Work through the records below and tally every line containing "this". Reply with the total alone.
◆ ◆ ◆ ◆ ◆ ◆ ◆
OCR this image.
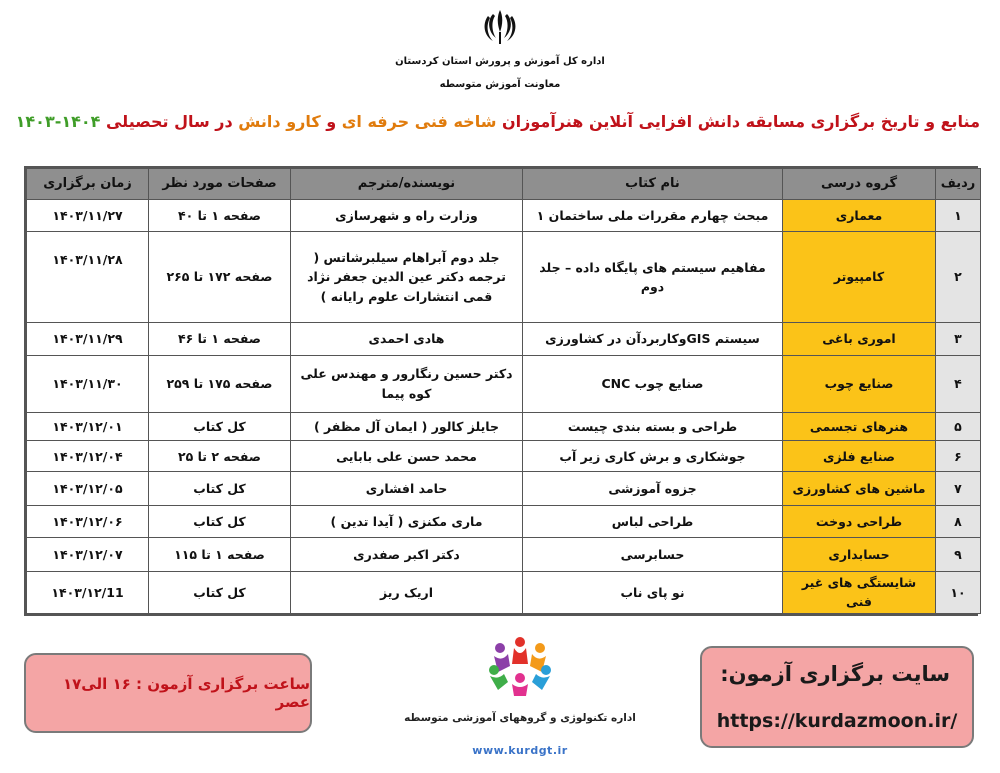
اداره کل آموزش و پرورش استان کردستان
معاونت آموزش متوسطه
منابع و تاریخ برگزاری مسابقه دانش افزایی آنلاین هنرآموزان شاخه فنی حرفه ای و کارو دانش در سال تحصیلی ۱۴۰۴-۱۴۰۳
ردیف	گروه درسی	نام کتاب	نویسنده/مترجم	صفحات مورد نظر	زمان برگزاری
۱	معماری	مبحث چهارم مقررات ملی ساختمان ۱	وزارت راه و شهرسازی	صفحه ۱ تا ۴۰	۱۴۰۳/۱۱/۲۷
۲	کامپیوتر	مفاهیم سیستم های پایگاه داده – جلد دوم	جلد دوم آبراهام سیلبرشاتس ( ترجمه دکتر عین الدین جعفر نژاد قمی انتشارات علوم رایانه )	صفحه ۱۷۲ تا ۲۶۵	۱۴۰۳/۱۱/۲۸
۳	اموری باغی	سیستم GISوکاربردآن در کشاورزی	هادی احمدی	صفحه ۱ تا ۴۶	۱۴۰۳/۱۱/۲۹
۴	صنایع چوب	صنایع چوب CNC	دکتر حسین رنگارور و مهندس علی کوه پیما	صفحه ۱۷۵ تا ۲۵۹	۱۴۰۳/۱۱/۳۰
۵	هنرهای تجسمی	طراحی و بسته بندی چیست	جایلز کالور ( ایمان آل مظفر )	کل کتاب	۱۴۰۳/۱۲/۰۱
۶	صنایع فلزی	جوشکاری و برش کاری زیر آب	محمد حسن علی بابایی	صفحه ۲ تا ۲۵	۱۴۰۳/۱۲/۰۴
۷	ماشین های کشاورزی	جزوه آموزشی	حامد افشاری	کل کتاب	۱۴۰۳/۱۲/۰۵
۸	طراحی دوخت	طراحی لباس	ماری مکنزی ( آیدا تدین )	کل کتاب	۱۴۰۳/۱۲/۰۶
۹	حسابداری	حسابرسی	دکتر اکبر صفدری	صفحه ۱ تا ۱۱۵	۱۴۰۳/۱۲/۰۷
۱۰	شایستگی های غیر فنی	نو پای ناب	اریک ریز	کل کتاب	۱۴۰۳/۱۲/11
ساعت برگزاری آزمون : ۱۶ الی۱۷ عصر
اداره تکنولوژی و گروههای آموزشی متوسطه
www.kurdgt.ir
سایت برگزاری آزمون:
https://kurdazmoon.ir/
◆ ◆ ◆ ◆ ◆ ◆ ◆
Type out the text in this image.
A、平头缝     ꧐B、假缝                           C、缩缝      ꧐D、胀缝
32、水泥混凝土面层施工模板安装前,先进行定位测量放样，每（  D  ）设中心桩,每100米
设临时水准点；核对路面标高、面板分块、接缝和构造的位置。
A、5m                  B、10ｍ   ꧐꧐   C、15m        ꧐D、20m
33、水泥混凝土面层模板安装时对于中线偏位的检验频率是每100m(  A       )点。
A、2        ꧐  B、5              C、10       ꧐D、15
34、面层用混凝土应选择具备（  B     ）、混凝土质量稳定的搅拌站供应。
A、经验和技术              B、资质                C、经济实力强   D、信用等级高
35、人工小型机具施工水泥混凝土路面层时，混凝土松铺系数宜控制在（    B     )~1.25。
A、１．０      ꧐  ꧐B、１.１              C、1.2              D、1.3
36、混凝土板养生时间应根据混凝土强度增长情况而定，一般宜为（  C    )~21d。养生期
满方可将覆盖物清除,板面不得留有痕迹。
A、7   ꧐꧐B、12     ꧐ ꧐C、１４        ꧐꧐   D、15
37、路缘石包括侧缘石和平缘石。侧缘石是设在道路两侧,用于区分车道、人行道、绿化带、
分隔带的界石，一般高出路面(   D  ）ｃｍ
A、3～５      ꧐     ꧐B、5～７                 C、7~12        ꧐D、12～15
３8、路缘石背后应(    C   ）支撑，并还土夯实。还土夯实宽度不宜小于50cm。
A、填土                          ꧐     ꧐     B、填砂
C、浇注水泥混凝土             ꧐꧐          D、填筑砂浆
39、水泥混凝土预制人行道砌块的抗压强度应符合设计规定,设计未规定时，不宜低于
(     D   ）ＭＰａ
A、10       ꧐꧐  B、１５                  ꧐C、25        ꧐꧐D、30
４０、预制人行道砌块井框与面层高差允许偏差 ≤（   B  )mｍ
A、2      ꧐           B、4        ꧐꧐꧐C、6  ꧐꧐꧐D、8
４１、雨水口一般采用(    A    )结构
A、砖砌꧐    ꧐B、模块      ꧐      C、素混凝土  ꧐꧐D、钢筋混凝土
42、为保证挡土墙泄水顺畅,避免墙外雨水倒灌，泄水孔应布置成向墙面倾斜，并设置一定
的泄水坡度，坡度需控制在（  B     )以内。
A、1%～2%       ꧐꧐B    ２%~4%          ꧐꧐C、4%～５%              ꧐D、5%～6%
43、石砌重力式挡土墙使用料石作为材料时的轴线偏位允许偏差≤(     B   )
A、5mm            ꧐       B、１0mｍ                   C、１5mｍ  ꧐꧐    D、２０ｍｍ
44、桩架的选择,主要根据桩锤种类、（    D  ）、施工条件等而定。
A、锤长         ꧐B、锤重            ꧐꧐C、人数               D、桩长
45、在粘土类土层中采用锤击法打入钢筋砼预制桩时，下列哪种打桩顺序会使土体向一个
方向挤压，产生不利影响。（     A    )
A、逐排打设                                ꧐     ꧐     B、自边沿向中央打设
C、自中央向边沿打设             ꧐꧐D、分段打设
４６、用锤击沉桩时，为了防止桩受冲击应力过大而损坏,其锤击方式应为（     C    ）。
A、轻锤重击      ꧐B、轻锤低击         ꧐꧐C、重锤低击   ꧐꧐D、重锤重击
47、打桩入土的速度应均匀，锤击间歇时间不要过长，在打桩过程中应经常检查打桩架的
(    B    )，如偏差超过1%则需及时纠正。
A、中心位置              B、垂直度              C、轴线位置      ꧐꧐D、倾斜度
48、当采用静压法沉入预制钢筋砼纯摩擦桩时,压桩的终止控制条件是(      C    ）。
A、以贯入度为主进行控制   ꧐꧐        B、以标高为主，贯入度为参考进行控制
◆ ◆ ◆ ◆ ◆ ◆ ◆
■ Exercise response: 2